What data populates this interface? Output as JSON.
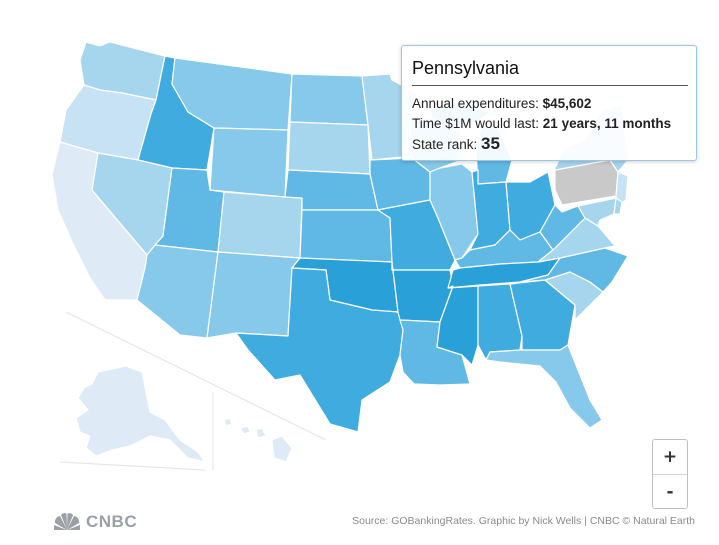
{
  "tooltip": {
    "state": "Pennsylvania",
    "expenditures_label": "Annual expenditures: ",
    "expenditures_value": "$45,602",
    "duration_label": "Time $1M would last: ",
    "duration_value": "21 years, 11 months",
    "rank_label": "State rank: ",
    "rank_value": "35"
  },
  "zoom": {
    "in_label": "+",
    "out_label": "-"
  },
  "footer": {
    "logo_text": "CNBC",
    "source": "Source: GOBankingRates. Graphic by Nick Wells | CNBC © Natural Earth"
  },
  "colors": {
    "selected": "#c9c9c9",
    "lightest": "#deebf7",
    "light": "#c6e2f4",
    "mid_light": "#a6d5ee",
    "mid": "#86c9eb",
    "mid_dark": "#5fb9e4",
    "dark": "#3fabde",
    "darkest": "#2aa0d8"
  },
  "states": [
    {
      "id": "WA",
      "color": "#a6d5ee"
    },
    {
      "id": "OR",
      "color": "#c6e2f4"
    },
    {
      "id": "CA",
      "color": "#deebf7"
    },
    {
      "id": "ID",
      "color": "#3fabde"
    },
    {
      "id": "NV",
      "color": "#a6d5ee"
    },
    {
      "id": "MT",
      "color": "#86c9eb"
    },
    {
      "id": "WY",
      "color": "#86c9eb"
    },
    {
      "id": "UT",
      "color": "#5fb9e4"
    },
    {
      "id": "AZ",
      "color": "#86c9eb"
    },
    {
      "id": "CO",
      "color": "#a6d5ee"
    },
    {
      "id": "NM",
      "color": "#86c9eb"
    },
    {
      "id": "ND",
      "color": "#86c9eb"
    },
    {
      "id": "SD",
      "color": "#a6d5ee"
    },
    {
      "id": "NE",
      "color": "#5fb9e4"
    },
    {
      "id": "KS",
      "color": "#5fb9e4"
    },
    {
      "id": "OK",
      "color": "#2aa0d8"
    },
    {
      "id": "TX",
      "color": "#3fabde"
    },
    {
      "id": "MN",
      "color": "#a6d5ee"
    },
    {
      "id": "IA",
      "color": "#5fb9e4"
    },
    {
      "id": "MO",
      "color": "#3fabde"
    },
    {
      "id": "AR",
      "color": "#2aa0d8"
    },
    {
      "id": "LA",
      "color": "#5fb9e4"
    },
    {
      "id": "WI",
      "color": "#86c9eb"
    },
    {
      "id": "IL",
      "color": "#86c9eb"
    },
    {
      "id": "MI",
      "color": "#5fb9e4"
    },
    {
      "id": "IN",
      "color": "#3fabde"
    },
    {
      "id": "OH",
      "color": "#3fabde"
    },
    {
      "id": "KY",
      "color": "#5fb9e4"
    },
    {
      "id": "TN",
      "color": "#2aa0d8"
    },
    {
      "id": "MS",
      "color": "#2aa0d8"
    },
    {
      "id": "AL",
      "color": "#3fabde"
    },
    {
      "id": "GA",
      "color": "#3fabde"
    },
    {
      "id": "FL",
      "color": "#86c9eb"
    },
    {
      "id": "SC",
      "color": "#a6d5ee"
    },
    {
      "id": "NC",
      "color": "#5fb9e4"
    },
    {
      "id": "VA",
      "color": "#a6d5ee"
    },
    {
      "id": "WV",
      "color": "#5fb9e4"
    },
    {
      "id": "PA",
      "color": "#c9c9c9"
    },
    {
      "id": "NY",
      "color": "#a6d5ee"
    },
    {
      "id": "NJ",
      "color": "#c6e2f4"
    },
    {
      "id": "MD",
      "color": "#a6d5ee"
    },
    {
      "id": "DE",
      "color": "#a6d5ee"
    },
    {
      "id": "AK",
      "color": "#deebf7"
    },
    {
      "id": "HI",
      "color": "#deebf7"
    }
  ]
}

**DIRECTIONS FOR THIS TASK**.
Of the lines above, how many contain the string "CNBC"? Only the number is required.

**SOLUTION BELOW**.
2